Dataset items:

____________________

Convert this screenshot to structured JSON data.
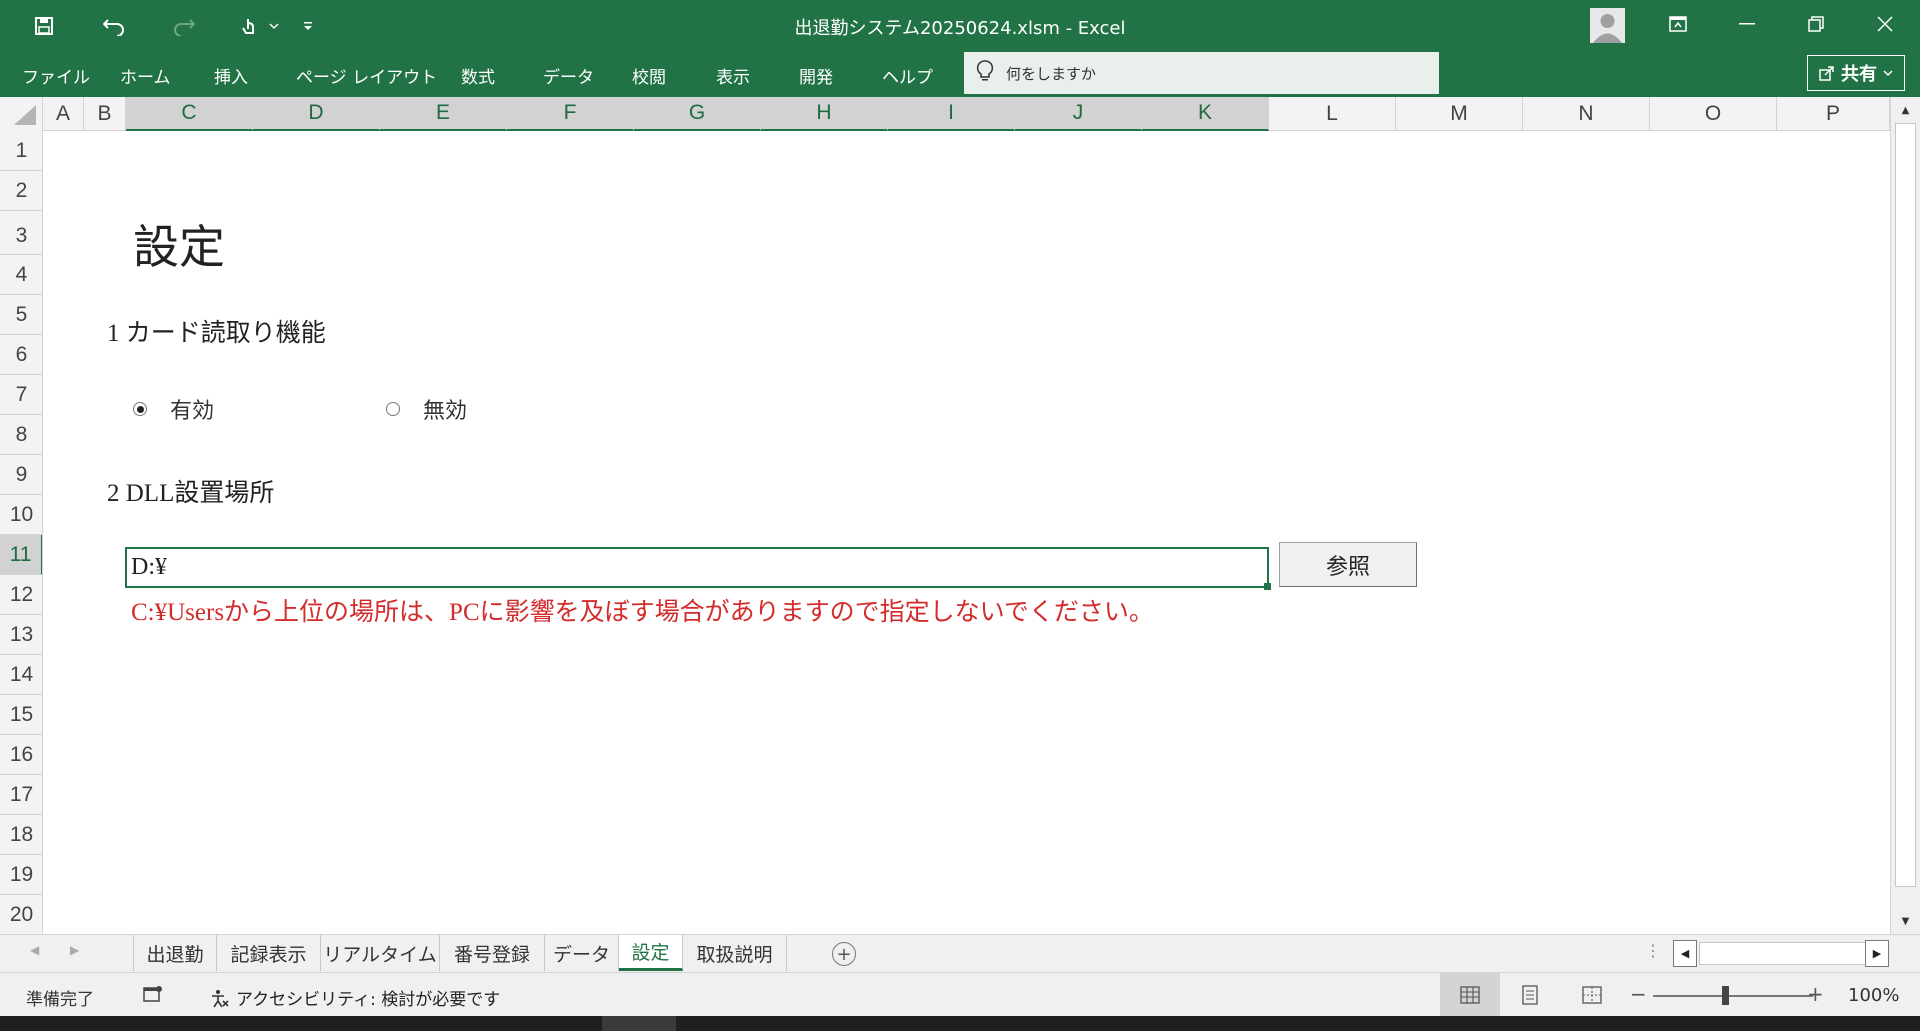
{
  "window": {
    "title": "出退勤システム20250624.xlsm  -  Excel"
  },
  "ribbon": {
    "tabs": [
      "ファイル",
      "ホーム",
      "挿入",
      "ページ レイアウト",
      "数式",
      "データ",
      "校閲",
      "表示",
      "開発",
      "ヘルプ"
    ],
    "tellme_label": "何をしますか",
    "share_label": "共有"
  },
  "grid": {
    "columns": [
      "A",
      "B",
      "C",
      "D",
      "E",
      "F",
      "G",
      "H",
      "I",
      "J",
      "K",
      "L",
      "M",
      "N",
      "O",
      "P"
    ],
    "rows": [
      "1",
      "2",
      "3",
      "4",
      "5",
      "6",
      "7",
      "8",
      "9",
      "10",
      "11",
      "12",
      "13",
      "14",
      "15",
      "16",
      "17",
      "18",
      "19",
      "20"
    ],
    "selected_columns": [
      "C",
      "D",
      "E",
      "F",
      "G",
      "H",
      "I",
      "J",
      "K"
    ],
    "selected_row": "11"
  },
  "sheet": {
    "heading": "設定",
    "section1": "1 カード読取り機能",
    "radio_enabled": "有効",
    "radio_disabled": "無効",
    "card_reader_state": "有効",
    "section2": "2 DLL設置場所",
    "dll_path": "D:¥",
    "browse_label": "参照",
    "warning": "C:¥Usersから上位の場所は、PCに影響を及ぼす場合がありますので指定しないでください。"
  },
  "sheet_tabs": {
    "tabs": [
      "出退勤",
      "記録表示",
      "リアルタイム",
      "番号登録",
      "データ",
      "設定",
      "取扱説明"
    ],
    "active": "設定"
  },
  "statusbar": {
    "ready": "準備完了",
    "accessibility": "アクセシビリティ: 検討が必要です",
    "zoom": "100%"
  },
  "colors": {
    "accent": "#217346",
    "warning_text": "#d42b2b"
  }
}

____________________

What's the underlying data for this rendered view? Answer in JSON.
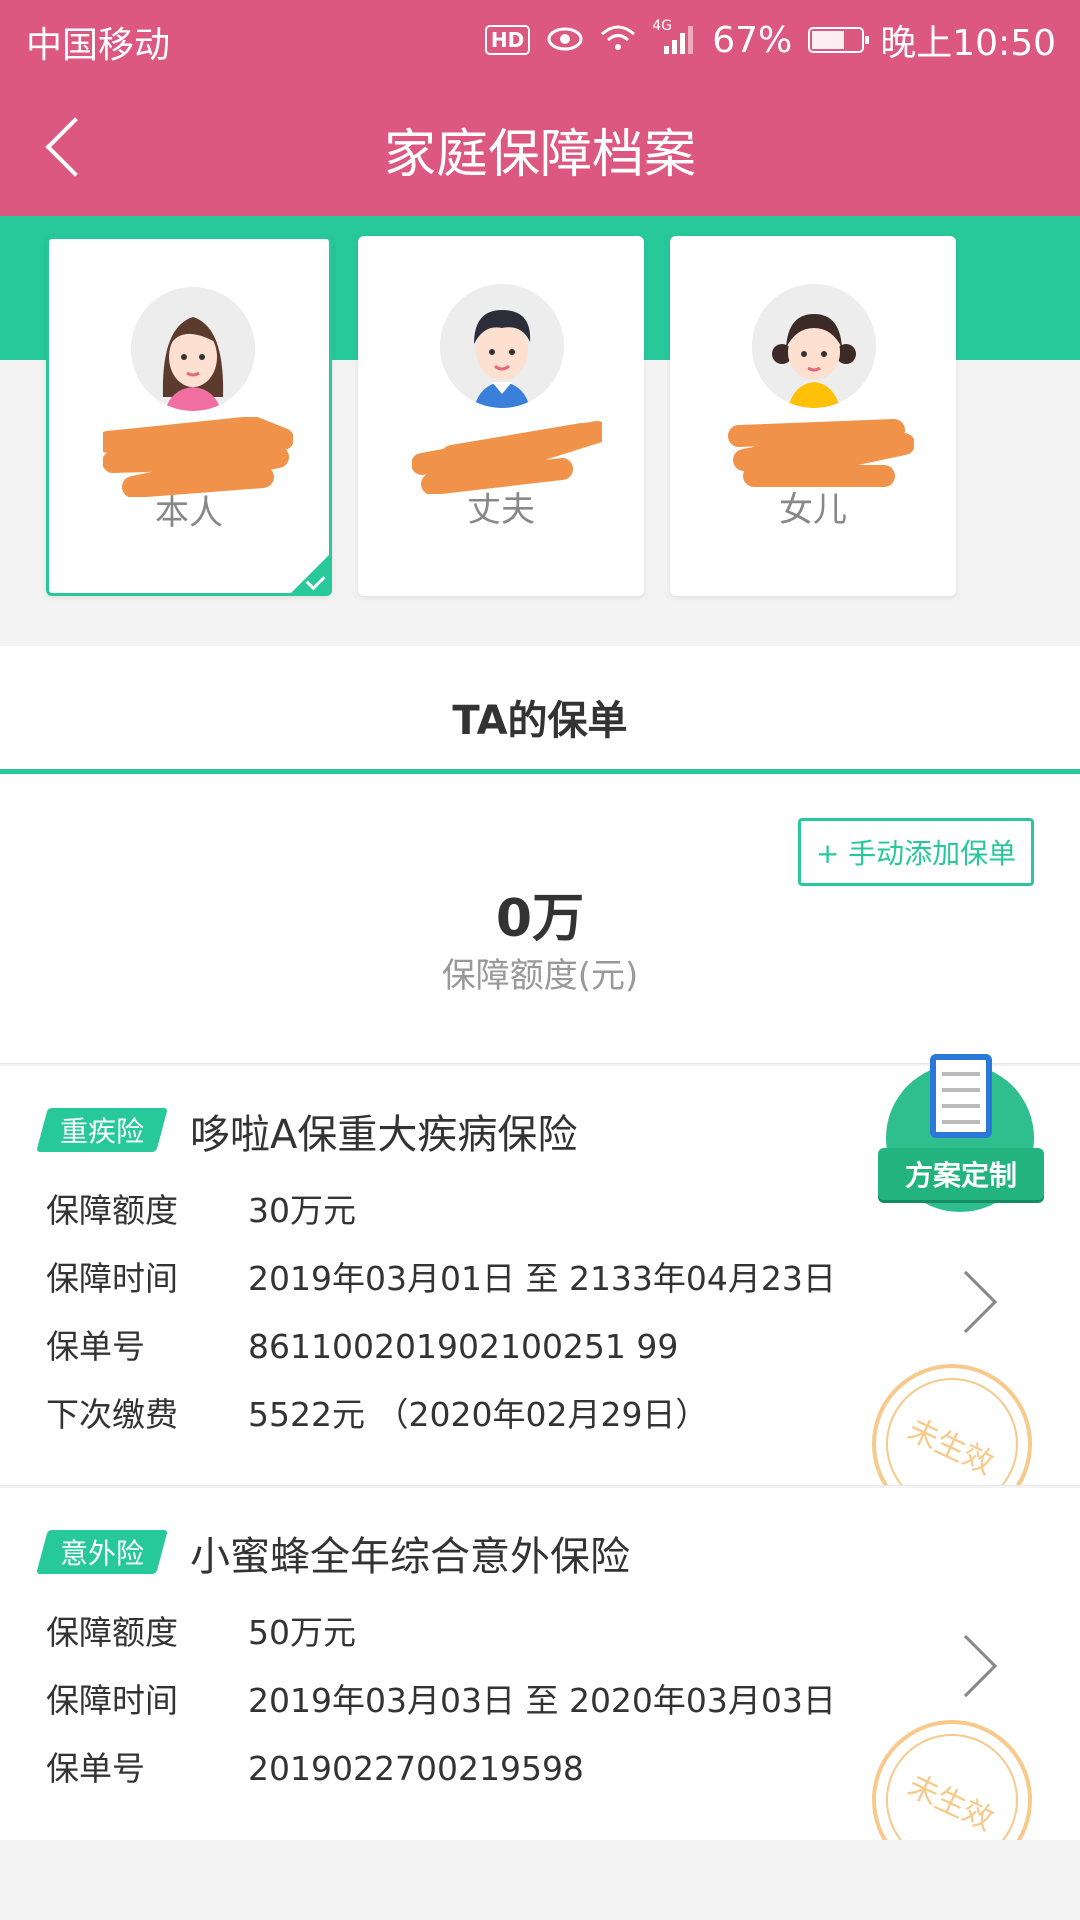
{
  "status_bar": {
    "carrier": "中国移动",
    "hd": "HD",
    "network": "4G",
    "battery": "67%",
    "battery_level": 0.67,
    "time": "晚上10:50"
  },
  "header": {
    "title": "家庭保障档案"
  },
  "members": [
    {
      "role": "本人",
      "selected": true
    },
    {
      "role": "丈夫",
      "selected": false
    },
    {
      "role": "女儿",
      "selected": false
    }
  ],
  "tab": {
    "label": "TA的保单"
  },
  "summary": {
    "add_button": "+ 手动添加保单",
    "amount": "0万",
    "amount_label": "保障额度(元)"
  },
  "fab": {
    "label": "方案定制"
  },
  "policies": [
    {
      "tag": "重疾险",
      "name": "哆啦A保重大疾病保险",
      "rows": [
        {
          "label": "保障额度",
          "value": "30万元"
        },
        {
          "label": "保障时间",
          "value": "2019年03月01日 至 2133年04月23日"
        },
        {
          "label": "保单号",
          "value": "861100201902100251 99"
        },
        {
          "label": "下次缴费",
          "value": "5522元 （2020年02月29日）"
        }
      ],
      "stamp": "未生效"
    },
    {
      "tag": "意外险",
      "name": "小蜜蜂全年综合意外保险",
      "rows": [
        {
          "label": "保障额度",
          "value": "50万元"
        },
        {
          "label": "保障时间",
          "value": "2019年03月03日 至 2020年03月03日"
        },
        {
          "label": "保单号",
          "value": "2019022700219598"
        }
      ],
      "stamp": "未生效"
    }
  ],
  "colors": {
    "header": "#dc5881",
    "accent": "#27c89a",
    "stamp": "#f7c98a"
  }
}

____________________

#### EXERCISE INSTRUCTIONS:
Search the entries for the string "JSON" and collect each line that has it.

#### TASK RESULT:
Convert this screenshot to structured JSON data.
What's the underlying data for this rendered view? Answer in JSON.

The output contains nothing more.